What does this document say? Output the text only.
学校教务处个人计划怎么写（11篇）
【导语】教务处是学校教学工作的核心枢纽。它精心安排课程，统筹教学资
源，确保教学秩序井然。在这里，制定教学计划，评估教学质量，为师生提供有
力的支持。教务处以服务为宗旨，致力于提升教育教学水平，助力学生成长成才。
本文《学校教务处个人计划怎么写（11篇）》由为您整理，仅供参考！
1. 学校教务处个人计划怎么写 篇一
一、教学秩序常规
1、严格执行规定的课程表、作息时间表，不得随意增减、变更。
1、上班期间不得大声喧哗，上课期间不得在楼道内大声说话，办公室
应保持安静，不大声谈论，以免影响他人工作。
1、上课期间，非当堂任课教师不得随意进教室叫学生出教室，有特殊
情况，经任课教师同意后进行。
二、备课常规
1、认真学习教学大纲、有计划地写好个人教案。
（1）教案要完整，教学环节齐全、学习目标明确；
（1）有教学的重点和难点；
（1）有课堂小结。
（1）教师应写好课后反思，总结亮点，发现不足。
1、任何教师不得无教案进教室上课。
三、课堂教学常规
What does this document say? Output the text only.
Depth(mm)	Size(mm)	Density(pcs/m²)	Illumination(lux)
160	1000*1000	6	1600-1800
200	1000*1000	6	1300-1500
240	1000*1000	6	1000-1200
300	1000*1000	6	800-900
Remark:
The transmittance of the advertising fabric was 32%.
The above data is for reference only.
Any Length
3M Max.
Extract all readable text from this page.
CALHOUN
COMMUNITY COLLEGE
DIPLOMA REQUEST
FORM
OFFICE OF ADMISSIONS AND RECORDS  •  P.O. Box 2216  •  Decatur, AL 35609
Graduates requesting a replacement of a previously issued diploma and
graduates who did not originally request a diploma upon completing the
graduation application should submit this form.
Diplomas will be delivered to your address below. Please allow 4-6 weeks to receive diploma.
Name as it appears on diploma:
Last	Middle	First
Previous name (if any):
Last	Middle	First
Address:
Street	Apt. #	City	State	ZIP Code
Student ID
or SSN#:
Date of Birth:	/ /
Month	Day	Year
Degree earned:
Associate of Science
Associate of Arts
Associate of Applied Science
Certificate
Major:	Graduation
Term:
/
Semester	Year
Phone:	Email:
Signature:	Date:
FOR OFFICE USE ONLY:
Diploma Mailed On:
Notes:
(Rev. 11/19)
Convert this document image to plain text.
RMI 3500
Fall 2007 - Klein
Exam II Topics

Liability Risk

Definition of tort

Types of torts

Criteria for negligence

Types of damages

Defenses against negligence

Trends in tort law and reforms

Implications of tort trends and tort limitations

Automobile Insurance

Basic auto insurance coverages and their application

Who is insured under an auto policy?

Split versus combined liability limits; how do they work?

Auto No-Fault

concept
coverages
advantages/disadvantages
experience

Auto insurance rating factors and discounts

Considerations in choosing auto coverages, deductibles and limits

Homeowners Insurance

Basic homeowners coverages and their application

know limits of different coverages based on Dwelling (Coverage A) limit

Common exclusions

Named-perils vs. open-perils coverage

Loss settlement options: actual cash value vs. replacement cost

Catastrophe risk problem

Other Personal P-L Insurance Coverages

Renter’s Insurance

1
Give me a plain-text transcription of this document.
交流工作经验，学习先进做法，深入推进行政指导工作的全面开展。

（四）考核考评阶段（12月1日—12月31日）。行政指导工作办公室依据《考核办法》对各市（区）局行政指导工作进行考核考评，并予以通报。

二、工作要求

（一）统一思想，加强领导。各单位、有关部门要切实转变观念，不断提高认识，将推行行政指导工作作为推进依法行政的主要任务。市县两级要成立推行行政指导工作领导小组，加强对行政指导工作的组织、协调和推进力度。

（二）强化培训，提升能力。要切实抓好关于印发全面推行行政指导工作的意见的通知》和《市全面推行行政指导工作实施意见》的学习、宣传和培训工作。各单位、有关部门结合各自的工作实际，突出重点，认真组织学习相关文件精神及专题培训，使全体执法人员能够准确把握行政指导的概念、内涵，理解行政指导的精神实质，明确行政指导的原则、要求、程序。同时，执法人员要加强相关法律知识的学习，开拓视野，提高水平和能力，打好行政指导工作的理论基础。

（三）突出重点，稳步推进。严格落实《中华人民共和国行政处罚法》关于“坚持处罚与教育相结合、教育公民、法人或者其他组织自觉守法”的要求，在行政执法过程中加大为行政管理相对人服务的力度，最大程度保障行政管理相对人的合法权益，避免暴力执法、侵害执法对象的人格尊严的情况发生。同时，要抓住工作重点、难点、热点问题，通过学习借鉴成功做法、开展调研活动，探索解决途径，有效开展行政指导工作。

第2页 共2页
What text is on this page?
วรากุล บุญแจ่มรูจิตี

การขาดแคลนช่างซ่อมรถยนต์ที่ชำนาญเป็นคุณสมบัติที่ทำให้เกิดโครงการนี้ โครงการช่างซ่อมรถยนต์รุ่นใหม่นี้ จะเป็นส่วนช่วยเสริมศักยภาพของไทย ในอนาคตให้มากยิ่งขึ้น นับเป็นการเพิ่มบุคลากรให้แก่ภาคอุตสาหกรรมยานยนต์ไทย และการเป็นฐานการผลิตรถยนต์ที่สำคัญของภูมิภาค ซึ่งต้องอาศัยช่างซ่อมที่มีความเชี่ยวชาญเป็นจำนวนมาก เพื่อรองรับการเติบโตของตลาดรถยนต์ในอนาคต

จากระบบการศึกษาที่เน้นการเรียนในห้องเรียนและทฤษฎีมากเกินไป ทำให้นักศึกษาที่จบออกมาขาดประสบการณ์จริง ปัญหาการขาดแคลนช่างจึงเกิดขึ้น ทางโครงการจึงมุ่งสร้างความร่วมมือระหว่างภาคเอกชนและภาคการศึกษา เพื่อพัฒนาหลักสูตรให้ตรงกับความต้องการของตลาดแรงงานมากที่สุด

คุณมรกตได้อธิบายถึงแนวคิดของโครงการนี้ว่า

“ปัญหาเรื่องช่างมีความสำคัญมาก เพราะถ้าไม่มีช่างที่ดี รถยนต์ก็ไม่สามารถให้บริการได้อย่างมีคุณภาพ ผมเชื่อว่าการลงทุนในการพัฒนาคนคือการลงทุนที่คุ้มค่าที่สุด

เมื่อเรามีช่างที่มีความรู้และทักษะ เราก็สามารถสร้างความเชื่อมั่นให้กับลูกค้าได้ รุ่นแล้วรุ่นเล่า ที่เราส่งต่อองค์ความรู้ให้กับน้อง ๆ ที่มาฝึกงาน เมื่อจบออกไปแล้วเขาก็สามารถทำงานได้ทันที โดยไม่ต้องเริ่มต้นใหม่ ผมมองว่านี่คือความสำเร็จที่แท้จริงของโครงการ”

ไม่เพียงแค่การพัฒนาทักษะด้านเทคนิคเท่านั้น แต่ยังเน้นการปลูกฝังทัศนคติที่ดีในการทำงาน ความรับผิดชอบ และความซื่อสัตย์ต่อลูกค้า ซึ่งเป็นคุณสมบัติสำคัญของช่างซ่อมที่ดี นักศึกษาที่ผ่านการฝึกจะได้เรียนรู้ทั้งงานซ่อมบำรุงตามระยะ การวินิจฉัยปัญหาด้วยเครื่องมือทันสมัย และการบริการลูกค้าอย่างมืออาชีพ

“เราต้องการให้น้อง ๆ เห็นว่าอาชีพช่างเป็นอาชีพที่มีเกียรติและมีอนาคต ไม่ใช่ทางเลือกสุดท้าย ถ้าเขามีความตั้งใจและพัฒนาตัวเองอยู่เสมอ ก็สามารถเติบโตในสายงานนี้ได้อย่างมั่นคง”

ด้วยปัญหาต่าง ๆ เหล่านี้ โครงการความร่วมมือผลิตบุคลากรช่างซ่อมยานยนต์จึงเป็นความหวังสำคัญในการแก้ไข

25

····················

* _Goal_: Output the full listing without altering anything.

* _Exercise solution_:
What does this document say? Output the text only.
学校教务处个人计划怎么写（11篇）
【导语】教务处是学校教学工作的核心枢纽。它精心安排课程，统筹教学资
源，确保教学秩序井然。在这里，制定教学计划，评估教学质量，为师生提供有
力的支持。教务处以服务为宗旨，致力于提升教育教学水平，助力学生成长成才。
本文《学校教务处个人计划怎么写（11篇）》由为您整理，仅供参考！
1. 学校教务处个人计划怎么写 篇一
一、教学秩序常规
1、严格执行规定的课程表、作息时间表，不得随意增减、变更。
1、上班期间不得大声喧哗，上课期间不得在楼道内大声说话，办公室
应保持安静，不大声谈论，以免影响他人工作。
1、上课期间，非当堂任课教师不得随意进教室叫学生出教室，有特殊
情况，经任课教师同意后进行。
二、备课常规
1、认真学习教学大纲、有计划地写好个人教案。
（1）教案要完整，教学环节齐全、学习目标明确；
（1）有教学的重点和难点；
（1）有课堂小结。
（1）教师应写好课后反思，总结亮点，发现不足。
1、任何教师不得无教案进教室上课。
三、课堂教学常规
What does this document say? Output the text only.
Depth(mm)	Size(mm)	Density(pcs/m²)	Illumination(lux)
160	1000*1000	6	1600-1800
200	1000*1000	6	1300-1500
240	1000*1000	6	1000-1200
300	1000*1000	6	800-900
Remark:
The transmittance of the advertising fabric was 32%.
The above data is for reference only.
Any Length
3M Max.
Extract all readable text from this page.
CALHOUN
COMMUNITY COLLEGE
DIPLOMA REQUEST
FORM
OFFICE OF ADMISSIONS AND RECORDS  •  P.O. Box 2216  •  Decatur, AL 35609
Graduates requesting a replacement of a previously issued diploma and
graduates who did not originally request a diploma upon completing the
graduation application should submit this form.
Diplomas will be delivered to your address below. Please allow 4-6 weeks to receive diploma.
Name as it appears on diploma:
Last	Middle	First
Previous name (if any):
Last	Middle	First
Address:
Street	Apt. #	City	State	ZIP Code
Student ID
or SSN#:
Date of Birth:	/ /
Month	Day	Year
Degree earned:
Associate of Science
Associate of Arts
Associate of Applied Science
Certificate
Major:	Graduation
Term:
/
Semester	Year
Phone:	Email:
Signature:	Date:
FOR OFFICE USE ONLY:
Diploma Mailed On:
Notes:
(Rev. 11/19)
Convert this document image to plain text.
RMI 3500
Fall 2007 - Klein
Exam II Topics

Liability Risk

Definition of tort

Types of torts

Criteria for negligence

Types of damages

Defenses against negligence

Trends in tort law and reforms

Implications of tort trends and tort limitations

Automobile Insurance

Basic auto insurance coverages and their application

Who is insured under an auto policy?

Split versus combined liability limits; how do they work?

Auto No-Fault

concept
coverages
advantages/disadvantages
experience

Auto insurance rating factors and discounts

Considerations in choosing auto coverages, deductibles and limits

Homeowners Insurance

Basic homeowners coverages and their application

know limits of different coverages based on Dwelling (Coverage A) limit

Common exclusions

Named-perils vs. open-perils coverage

Loss settlement options: actual cash value vs. replacement cost

Catastrophe risk problem

Other Personal P-L Insurance Coverages

Renter’s Insurance

1
Give me a plain-text transcription of this document.
交流工作经验，学习先进做法，深入推进行政指导工作的全面开展。

（四）考核考评阶段（12月1日—12月31日）。行政指导工作办公室依据《考核办法》对各市（区）局行政指导工作进行考核考评，并予以通报。

二、工作要求

（一）统一思想，加强领导。各单位、有关部门要切实转变观念，不断提高认识，将推行行政指导工作作为推进依法行政的主要任务。市县两级要成立推行行政指导工作领导小组，加强对行政指导工作的组织、协调和推进力度。

（二）强化培训，提升能力。要切实抓好关于印发全面推行行政指导工作的意见的通知》和《市全面推行行政指导工作实施意见》的学习、宣传和培训工作。各单位、有关部门结合各自的工作实际，突出重点，认真组织学习相关文件精神及专题培训，使全体执法人员能够准确把握行政指导的概念、内涵，理解行政指导的精神实质，明确行政指导的原则、要求、程序。同时，执法人员要加强相关法律知识的学习，开拓视野，提高水平和能力，打好行政指导工作的理论基础。

（三）突出重点，稳步推进。严格落实《中华人民共和国行政处罚法》关于“坚持处罚与教育相结合、教育公民、法人或者其他组织自觉守法”的要求，在行政执法过程中加大为行政管理相对人服务的力度，最大程度保障行政管理相对人的合法权益，避免暴力执法、侵害执法对象的人格尊严的情况发生。同时，要抓住工作重点、难点、热点问题，通过学习借鉴成功做法、开展调研活动，探索解决途径，有效开展行政指导工作。

第2页 共2页
What text is on this page?
วรากุล บุญแจ่มรูจิตี

การขาดแคลนช่างซ่อมรถยนต์ที่ชำนาญเป็นคุณสมบัติที่ทำให้เกิดโครงการนี้ โครงการช่างซ่อมรถยนต์รุ่นใหม่นี้ จะเป็นส่วนช่วยเสริมศักยภาพของไทย ในอนาคตให้มากยิ่งขึ้น นับเป็นการเพิ่มบุคลากรให้แก่ภาคอุตสาหกรรมยานยนต์ไทย และการเป็นฐานการผลิตรถยนต์ที่สำคัญของภูมิภาค ซึ่งต้องอาศัยช่างซ่อมที่มีความเชี่ยวชาญเป็นจำนวนมาก เพื่อรองรับการเติบโตของตลาดรถยนต์ในอนาคต

จากระบบการศึกษาที่เน้นการเรียนในห้องเรียนและทฤษฎีมากเกินไป ทำให้นักศึกษาที่จบออกมาขาดประสบการณ์จริง ปัญหาการขาดแคลนช่างจึงเกิดขึ้น ทางโครงการจึงมุ่งสร้างความร่วมมือระหว่างภาคเอกชนและภาคการศึกษา เพื่อพัฒนาหลักสูตรให้ตรงกับความต้องการของตลาดแรงงานมากที่สุด

คุณมรกตได้อธิบายถึงแนวคิดของโครงการนี้ว่า

“ปัญหาเรื่องช่างมีความสำคัญมาก เพราะถ้าไม่มีช่างที่ดี รถยนต์ก็ไม่สามารถให้บริการได้อย่างมีคุณภาพ ผมเชื่อว่าการลงทุนในการพัฒนาคนคือการลงทุนที่คุ้มค่าที่สุด

เมื่อเรามีช่างที่มีความรู้และทักษะ เราก็สามารถสร้างความเชื่อมั่นให้กับลูกค้าได้ รุ่นแล้วรุ่นเล่า ที่เราส่งต่อองค์ความรู้ให้กับน้อง ๆ ที่มาฝึกงาน เมื่อจบออกไปแล้วเขาก็สามารถทำงานได้ทันที โดยไม่ต้องเริ่มต้นใหม่ ผมมองว่านี่คือความสำเร็จที่แท้จริงของโครงการ”

ไม่เพียงแค่การพัฒนาทักษะด้านเทคนิคเท่านั้น แต่ยังเน้นการปลูกฝังทัศนคติที่ดีในการทำงาน ความรับผิดชอบ และความซื่อสัตย์ต่อลูกค้า ซึ่งเป็นคุณสมบัติสำคัญของช่างซ่อมที่ดี นักศึกษาที่ผ่านการฝึกจะได้เรียนรู้ทั้งงานซ่อมบำรุงตามระยะ การวินิจฉัยปัญหาด้วยเครื่องมือทันสมัย และการบริการลูกค้าอย่างมืออาชีพ

“เราต้องการให้น้อง ๆ เห็นว่าอาชีพช่างเป็นอาชีพที่มีเกียรติและมีอนาคต ไม่ใช่ทางเลือกสุดท้าย ถ้าเขามีความตั้งใจและพัฒนาตัวเองอยู่เสมอ ก็สามารถเติบโตในสายงานนี้ได้อย่างมั่นคง”

ด้วยปัญหาต่าง ๆ เหล่านี้ โครงการความร่วมมือผลิตบุคลากรช่างซ่อมยานยนต์จึงเป็นความหวังสำคัญในการแก้ไข

25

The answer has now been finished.